Request. Copy out the data exactly, leaving the pictures behind.

Extracted records.

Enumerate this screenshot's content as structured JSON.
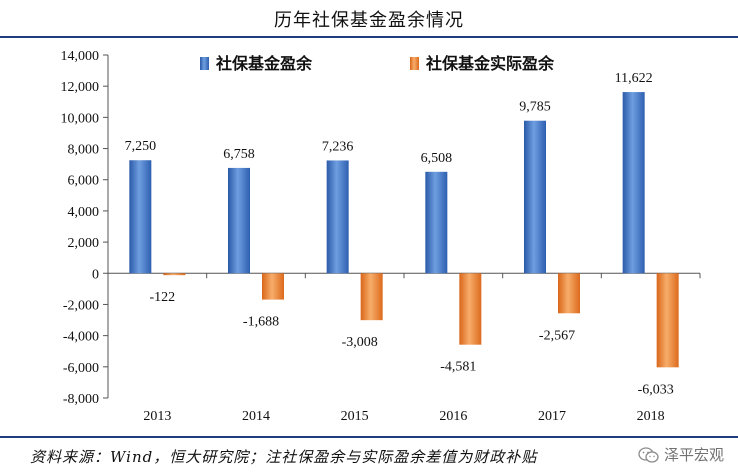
{
  "chart_data": {
    "type": "bar",
    "title": "历年社保基金盈余情况",
    "categories": [
      "2013",
      "2014",
      "2015",
      "2016",
      "2017",
      "2018"
    ],
    "series": [
      {
        "name": "社保基金盈余",
        "values": [
          7250,
          6758,
          7236,
          6508,
          9785,
          11622
        ],
        "labels": [
          "7,250",
          "6,758",
          "7,236",
          "6,508",
          "9,785",
          "11,622"
        ],
        "color": "#3a6fc4"
      },
      {
        "name": "社保基金实际盈余",
        "values": [
          -122,
          -1688,
          -3008,
          -4581,
          -2567,
          -6033
        ],
        "labels": [
          "-122",
          "-1,688",
          "-3,008",
          "-4,581",
          "-2,567",
          "-6,033"
        ],
        "color": "#f08a30"
      }
    ],
    "ylim": [
      -8000,
      14000
    ],
    "yticks": [
      14000,
      12000,
      10000,
      8000,
      6000,
      4000,
      2000,
      0,
      -2000,
      -4000,
      -6000,
      -8000
    ],
    "ytick_labels": [
      "14,000",
      "12,000",
      "10,000",
      "8,000",
      "6,000",
      "4,000",
      "2,000",
      "0",
      "-2,000",
      "-4,000",
      "-6,000",
      "-8,000"
    ],
    "grid": false,
    "legend": "top"
  },
  "footer": {
    "source": "资料来源：Wind，恒大研究院；注社保盈余与实际盈余差值为财政补贴",
    "watermark": "泽平宏观",
    "watermark_icon": "wechat-icon"
  }
}
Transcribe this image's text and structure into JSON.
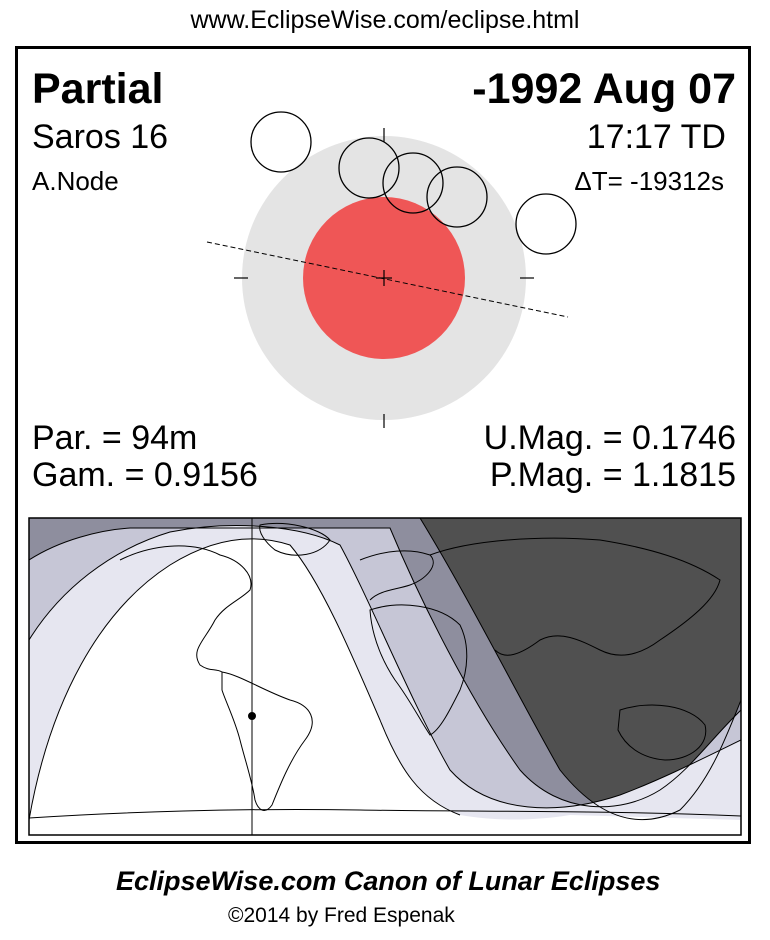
{
  "header": {
    "url": "www.EclipseWise.com/eclipse.html"
  },
  "eclipse": {
    "type": "Partial",
    "date": "-1992 Aug 07",
    "saros": "Saros  16",
    "time": "17:17 TD",
    "node": "A.Node",
    "delta_t": "ΔT= -19312s",
    "par_duration": "Par. =  94m",
    "gamma": "Gam. = 0.9156",
    "umbral_magnitude": "U.Mag. = 0.1746",
    "penumbral_magnitude": "P.Mag. = 1.1815"
  },
  "colors": {
    "penumbra": "#e4e4e4",
    "umbra": "#ef5656",
    "night": "#505050",
    "penumbral_band_outer": "#9a9aaa",
    "penumbral_band_mid": "#c8c8d8",
    "penumbral_band_inner": "#e8e8f2"
  },
  "footer": {
    "title": "EclipseWise.com Canon of Lunar Eclipses",
    "credit": "©2014 by Fred Espenak"
  }
}
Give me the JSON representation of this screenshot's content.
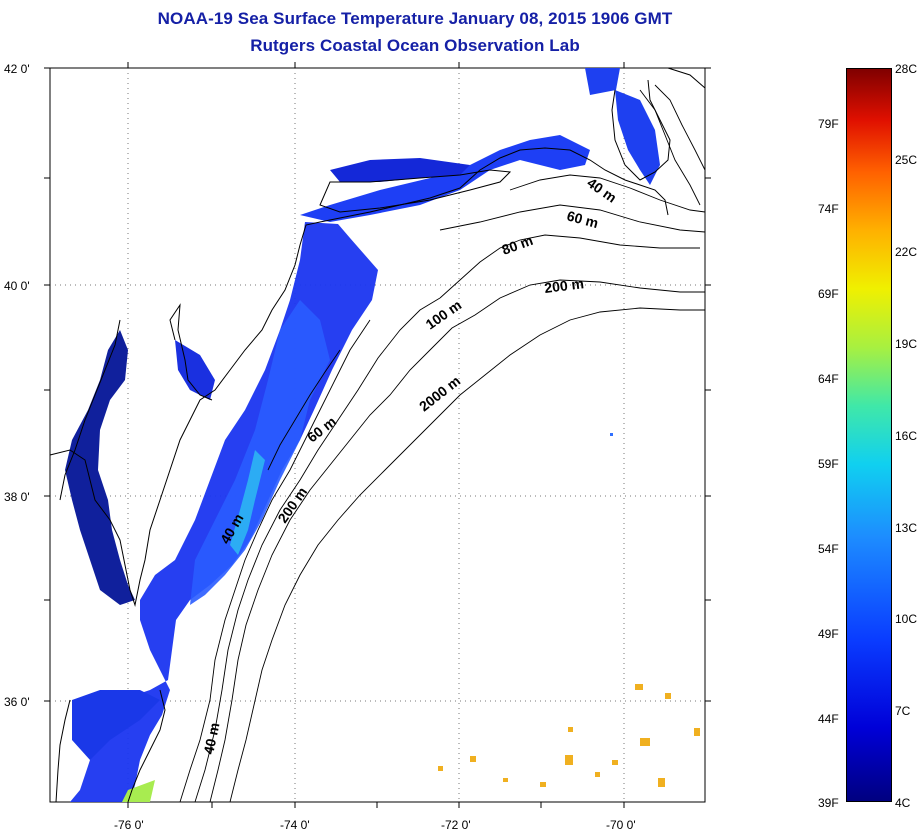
{
  "header": {
    "title": "NOAA-19 Sea Surface Temperature January 08, 2015 1906 GMT",
    "subtitle": "Rutgers Coastal Ocean Observation Lab"
  },
  "map": {
    "lat_labels": [
      "42 0'",
      "40 0'",
      "38 0'",
      "36 0'"
    ],
    "lon_labels": [
      "-76 0'",
      "-74 0'",
      "-72 0'",
      "-70 0'"
    ],
    "grid": true,
    "isobath_labels": [
      "40 m",
      "60 m",
      "80 m",
      "200 m",
      "100 m",
      "2000 m",
      "60 m",
      "40 m",
      "200 m",
      "40 m"
    ],
    "land_color": "#ffffff",
    "coastline_color": "#000000"
  },
  "colorbar": {
    "fahrenheit_labels": [
      "79F",
      "74F",
      "69F",
      "64F",
      "59F",
      "54F",
      "49F",
      "44F",
      "39F"
    ],
    "celsius_labels": [
      "28C",
      "25C",
      "22C",
      "19C",
      "16C",
      "13C",
      "10C",
      "7C",
      "4C"
    ],
    "scale_min_c": 4,
    "scale_max_c": 28,
    "colors": [
      "#000080",
      "#0000d8",
      "#1d8cff",
      "#10d0f0",
      "#a8f040",
      "#f0f000",
      "#ffb000",
      "#ff6000",
      "#800000"
    ]
  }
}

Answer.
Enumerate this screenshot's content as structured JSON.
{
  "chart_data": {
    "type": "bar",
    "title": "历年社保基金盈余情况",
    "categories": [
      "2013",
      "2014",
      "2015",
      "2016",
      "2017",
      "2018"
    ],
    "series": [
      {
        "name": "社保基金盈余",
        "values": [
          7250,
          6758,
          7236,
          6508,
          9785,
          11622
        ],
        "labels": [
          "7,250",
          "6,758",
          "7,236",
          "6,508",
          "9,785",
          "11,622"
        ],
        "color": "#3a6fc4"
      },
      {
        "name": "社保基金实际盈余",
        "values": [
          -122,
          -1688,
          -3008,
          -4581,
          -2567,
          -6033
        ],
        "labels": [
          "-122",
          "-1,688",
          "-3,008",
          "-4,581",
          "-2,567",
          "-6,033"
        ],
        "color": "#f08a30"
      }
    ],
    "ylim": [
      -8000,
      14000
    ],
    "yticks": [
      14000,
      12000,
      10000,
      8000,
      6000,
      4000,
      2000,
      0,
      -2000,
      -4000,
      -6000,
      -8000
    ],
    "ytick_labels": [
      "14,000",
      "12,000",
      "10,000",
      "8,000",
      "6,000",
      "4,000",
      "2,000",
      "0",
      "-2,000",
      "-4,000",
      "-6,000",
      "-8,000"
    ],
    "grid": false,
    "legend": "top"
  },
  "footer": {
    "source": "资料来源：Wind，恒大研究院；注社保盈余与实际盈余差值为财政补贴",
    "watermark": "泽平宏观",
    "watermark_icon": "wechat-icon"
  }
}
Transcribe this image's text and structure into JSON.
{
  "header": {
    "url": "www.EclipseWise.com/eclipse.html"
  },
  "eclipse": {
    "type": "Partial",
    "date": "-1992 Aug 07",
    "saros": "Saros  16",
    "time": "17:17 TD",
    "node": "A.Node",
    "delta_t": "ΔT= -19312s",
    "par_duration": "Par. =  94m",
    "gamma": "Gam. = 0.9156",
    "umbral_magnitude": "U.Mag. = 0.1746",
    "penumbral_magnitude": "P.Mag. = 1.1815"
  },
  "colors": {
    "penumbra": "#e4e4e4",
    "umbra": "#ef5656",
    "night": "#505050",
    "penumbral_band_outer": "#9a9aaa",
    "penumbral_band_mid": "#c8c8d8",
    "penumbral_band_inner": "#e8e8f2"
  },
  "footer": {
    "title": "EclipseWise.com Canon of Lunar Eclipses",
    "credit": "©2014 by Fred Espenak"
  }
}
Give me the JSON representation of this screenshot's content.
{
  "header": {
    "title": "NOAA-19 Sea Surface Temperature January 08, 2015 1906 GMT",
    "subtitle": "Rutgers Coastal Ocean Observation Lab"
  },
  "map": {
    "lat_labels": [
      "42 0'",
      "40 0'",
      "38 0'",
      "36 0'"
    ],
    "lon_labels": [
      "-76 0'",
      "-74 0'",
      "-72 0'",
      "-70 0'"
    ],
    "grid": true,
    "isobath_labels": [
      "40 m",
      "60 m",
      "80 m",
      "200 m",
      "100 m",
      "2000 m",
      "60 m",
      "40 m",
      "200 m",
      "40 m"
    ],
    "land_color": "#ffffff",
    "coastline_color": "#000000"
  },
  "colorbar": {
    "fahrenheit_labels": [
      "79F",
      "74F",
      "69F",
      "64F",
      "59F",
      "54F",
      "49F",
      "44F",
      "39F"
    ],
    "celsius_labels": [
      "28C",
      "25C",
      "22C",
      "19C",
      "16C",
      "13C",
      "10C",
      "7C",
      "4C"
    ],
    "scale_min_c": 4,
    "scale_max_c": 28,
    "colors": [
      "#000080",
      "#0000d8",
      "#1d8cff",
      "#10d0f0",
      "#a8f040",
      "#f0f000",
      "#ffb000",
      "#ff6000",
      "#800000"
    ]
  }
}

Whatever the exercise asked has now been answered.